>> Start Selection
Skip to content

One-Step Diffusion-Based Image Compression with Semantic Distillation

Conference: NeurIPS 2025 arXiv: 2505.16687 Code: onedc-codec.github.io Area: Model Compression Keywords: Image Compression, One-Step Diffusion Model, Semantic Distillation, Hyperprior, Generative Codec

TL;DR

This paper proposes OneDC—the first one-step diffusion-based generative image codec—which replaces text with the hyperprior as the semantic conditioning signal for the diffusion model and enhances its representational capacity via semantic distillation, achieving state-of-the-art perceptual quality with 39% bitrate savings and 20× decoding speedup over multi-step diffusion codecs.

Background & Motivation

The field of image compression has evolved from traditional coding (VVC) → learning-based VAE coding → GAN-based generative coding → diffusion-based generative coding. Diffusion models have achieved remarkable progress in perceptual reconstruction quality at low bitrates, owing to their powerful content synthesis capability. However, two core limitations remain:

Latency of multi-step sampling. Existing diffusion codecs (e.g., DiffEIC, PerCo) require tens of iterative denoising steps, with decoding times ranging from several to over ten seconds—far exceeding the sub-second decoding of VAE-based methods—severely limiting practical applicability.
>> End Selection
>> Start Data block
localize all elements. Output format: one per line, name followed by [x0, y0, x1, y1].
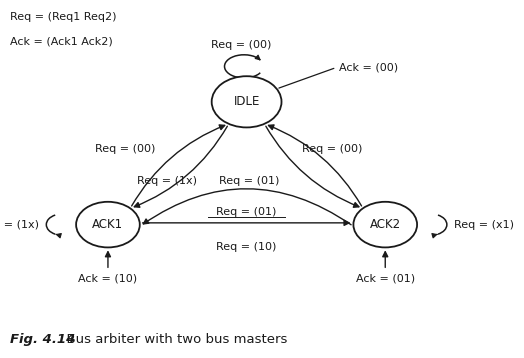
>> End Data block
- **Task 1**
On the image compression page, what does OneDC use in place of text as the semantic conditioning signal for the diffusion model?
- **Task 2**
Transcribe the part of the image compression page that opens with the words containing "One-Step Diffusion-Based Image" and closes with "multi-step diffusion codecs.".
The data is not needed for this work.

- **Exercise response 1**
The hyperprior.

- **Exercise response 2**
One-Step Diffusion-Based Image Compression with Semantic Distillation

Conference: NeurIPS 2025 arXiv: 2505.16687 Code: onedc-codec.github.io Area: Model Compression Keywords: Image Compression, One-Step Diffusion Model, Semantic Distillation, Hyperprior, Generative Codec

TL;DR

This paper proposes OneDC—the first one-step diffusion-based generative image codec—which replaces text with the hyperprior as the semantic conditioning signal for the diffusion model and enhances its representational capacity via semantic distillation, achieving state-of-the-art perceptual quality with 39% bitrate savings and 20× decoding speedup over multi-step diffusion codecs.